* _INSTRUCTIONS FOR THE TASK_
Reproduce the entries below in full, word for word.
----- SOURCE DATA -----
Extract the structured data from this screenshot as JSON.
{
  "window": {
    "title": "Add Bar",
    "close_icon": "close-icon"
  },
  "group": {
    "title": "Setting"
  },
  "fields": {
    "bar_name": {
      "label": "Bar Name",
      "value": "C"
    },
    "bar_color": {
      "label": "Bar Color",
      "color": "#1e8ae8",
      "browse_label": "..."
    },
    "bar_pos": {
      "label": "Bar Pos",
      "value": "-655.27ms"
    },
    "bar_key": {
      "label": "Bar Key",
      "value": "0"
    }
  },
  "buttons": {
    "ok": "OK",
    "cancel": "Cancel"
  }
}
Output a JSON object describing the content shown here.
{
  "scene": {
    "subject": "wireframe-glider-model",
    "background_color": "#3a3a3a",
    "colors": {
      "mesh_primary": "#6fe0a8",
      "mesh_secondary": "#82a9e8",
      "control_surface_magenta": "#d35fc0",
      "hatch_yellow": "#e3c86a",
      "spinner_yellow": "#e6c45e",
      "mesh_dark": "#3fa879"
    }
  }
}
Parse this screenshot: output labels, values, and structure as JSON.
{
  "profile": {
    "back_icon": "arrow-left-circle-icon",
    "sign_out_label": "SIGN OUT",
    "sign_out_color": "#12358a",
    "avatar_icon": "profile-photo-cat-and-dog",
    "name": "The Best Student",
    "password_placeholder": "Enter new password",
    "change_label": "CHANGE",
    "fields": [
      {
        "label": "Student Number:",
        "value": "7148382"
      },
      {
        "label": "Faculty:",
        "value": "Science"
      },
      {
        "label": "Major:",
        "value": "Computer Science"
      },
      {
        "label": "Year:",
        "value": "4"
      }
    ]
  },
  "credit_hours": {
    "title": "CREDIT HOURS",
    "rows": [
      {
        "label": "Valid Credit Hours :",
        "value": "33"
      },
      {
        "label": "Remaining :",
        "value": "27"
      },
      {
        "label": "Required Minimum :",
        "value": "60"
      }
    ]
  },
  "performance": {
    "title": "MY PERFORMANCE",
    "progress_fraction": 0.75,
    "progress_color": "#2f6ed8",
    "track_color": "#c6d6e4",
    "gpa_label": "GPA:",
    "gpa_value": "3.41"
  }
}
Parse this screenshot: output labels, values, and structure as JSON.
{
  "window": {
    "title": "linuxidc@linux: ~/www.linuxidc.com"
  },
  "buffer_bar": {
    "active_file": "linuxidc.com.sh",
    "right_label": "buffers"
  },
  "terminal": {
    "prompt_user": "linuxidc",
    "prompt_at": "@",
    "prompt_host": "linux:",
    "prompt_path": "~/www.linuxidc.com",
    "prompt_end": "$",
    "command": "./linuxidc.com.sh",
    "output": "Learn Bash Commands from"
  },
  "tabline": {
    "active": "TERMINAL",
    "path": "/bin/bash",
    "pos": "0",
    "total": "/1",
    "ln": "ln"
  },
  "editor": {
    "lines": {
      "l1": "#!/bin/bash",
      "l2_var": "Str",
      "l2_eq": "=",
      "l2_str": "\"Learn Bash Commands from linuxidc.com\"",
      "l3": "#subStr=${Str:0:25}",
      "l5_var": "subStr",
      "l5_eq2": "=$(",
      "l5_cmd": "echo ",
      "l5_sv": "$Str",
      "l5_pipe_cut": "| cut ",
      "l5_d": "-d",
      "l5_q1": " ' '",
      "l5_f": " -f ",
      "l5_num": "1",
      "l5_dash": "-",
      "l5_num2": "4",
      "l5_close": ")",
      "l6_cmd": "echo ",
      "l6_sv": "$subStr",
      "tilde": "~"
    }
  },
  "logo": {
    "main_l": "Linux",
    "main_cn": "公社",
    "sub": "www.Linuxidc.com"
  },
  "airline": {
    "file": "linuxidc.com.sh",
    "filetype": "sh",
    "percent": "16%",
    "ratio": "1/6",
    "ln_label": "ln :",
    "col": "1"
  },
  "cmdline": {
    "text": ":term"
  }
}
-----
* _ANSWER TO THE EXERCISE_
Extract the structured data from this screenshot as JSON.
{
  "window": {
    "title": "Add Bar",
    "close_icon": "close-icon"
  },
  "group": {
    "title": "Setting"
  },
  "fields": {
    "bar_name": {
      "label": "Bar Name",
      "value": "C"
    },
    "bar_color": {
      "label": "Bar Color",
      "color": "#1e8ae8",
      "browse_label": "..."
    },
    "bar_pos": {
      "label": "Bar Pos",
      "value": "-655.27ms"
    },
    "bar_key": {
      "label": "Bar Key",
      "value": "0"
    }
  },
  "buttons": {
    "ok": "OK",
    "cancel": "Cancel"
  }
}
Output a JSON object describing the content shown here.
{
  "scene": {
    "subject": "wireframe-glider-model",
    "background_color": "#3a3a3a",
    "colors": {
      "mesh_primary": "#6fe0a8",
      "mesh_secondary": "#82a9e8",
      "control_surface_magenta": "#d35fc0",
      "hatch_yellow": "#e3c86a",
      "spinner_yellow": "#e6c45e",
      "mesh_dark": "#3fa879"
    }
  }
}
Parse this screenshot: output labels, values, and structure as JSON.
{
  "profile": {
    "back_icon": "arrow-left-circle-icon",
    "sign_out_label": "SIGN OUT",
    "sign_out_color": "#12358a",
    "avatar_icon": "profile-photo-cat-and-dog",
    "name": "The Best Student",
    "password_placeholder": "Enter new password",
    "change_label": "CHANGE",
    "fields": [
      {
        "label": "Student Number:",
        "value": "7148382"
      },
      {
        "label": "Faculty:",
        "value": "Science"
      },
      {
        "label": "Major:",
        "value": "Computer Science"
      },
      {
        "label": "Year:",
        "value": "4"
      }
    ]
  },
  "credit_hours": {
    "title": "CREDIT HOURS",
    "rows": [
      {
        "label": "Valid Credit Hours :",
        "value": "33"
      },
      {
        "label": "Remaining :",
        "value": "27"
      },
      {
        "label": "Required Minimum :",
        "value": "60"
      }
    ]
  },
  "performance": {
    "title": "MY PERFORMANCE",
    "progress_fraction": 0.75,
    "progress_color": "#2f6ed8",
    "track_color": "#c6d6e4",
    "gpa_label": "GPA:",
    "gpa_value": "3.41"
  }
}
Parse this screenshot: output labels, values, and structure as JSON.
{
  "window": {
    "title": "linuxidc@linux: ~/www.linuxidc.com"
  },
  "buffer_bar": {
    "active_file": "linuxidc.com.sh",
    "right_label": "buffers"
  },
  "terminal": {
    "prompt_user": "linuxidc",
    "prompt_at": "@",
    "prompt_host": "linux:",
    "prompt_path": "~/www.linuxidc.com",
    "prompt_end": "$",
    "command": "./linuxidc.com.sh",
    "output": "Learn Bash Commands from"
  },
  "tabline": {
    "active": "TERMINAL",
    "path": "/bin/bash",
    "pos": "0",
    "total": "/1",
    "ln": "ln"
  },
  "editor": {
    "lines": {
      "l1": "#!/bin/bash",
      "l2_var": "Str",
      "l2_eq": "=",
      "l2_str": "\"Learn Bash Commands from linuxidc.com\"",
      "l3": "#subStr=${Str:0:25}",
      "l5_var": "subStr",
      "l5_eq2": "=$(",
      "l5_cmd": "echo ",
      "l5_sv": "$Str",
      "l5_pipe_cut": "| cut ",
      "l5_d": "-d",
      "l5_q1": " ' '",
      "l5_f": " -f ",
      "l5_num": "1",
      "l5_dash": "-",
      "l5_num2": "4",
      "l5_close": ")",
      "l6_cmd": "echo ",
      "l6_sv": "$subStr",
      "tilde": "~"
    }
  },
  "logo": {
    "main_l": "Linux",
    "main_cn": "公社",
    "sub": "www.Linuxidc.com"
  },
  "airline": {
    "file": "linuxidc.com.sh",
    "filetype": "sh",
    "percent": "16%",
    "ratio": "1/6",
    "ln_label": "ln :",
    "col": "1"
  },
  "cmdline": {
    "text": ":term"
  }
}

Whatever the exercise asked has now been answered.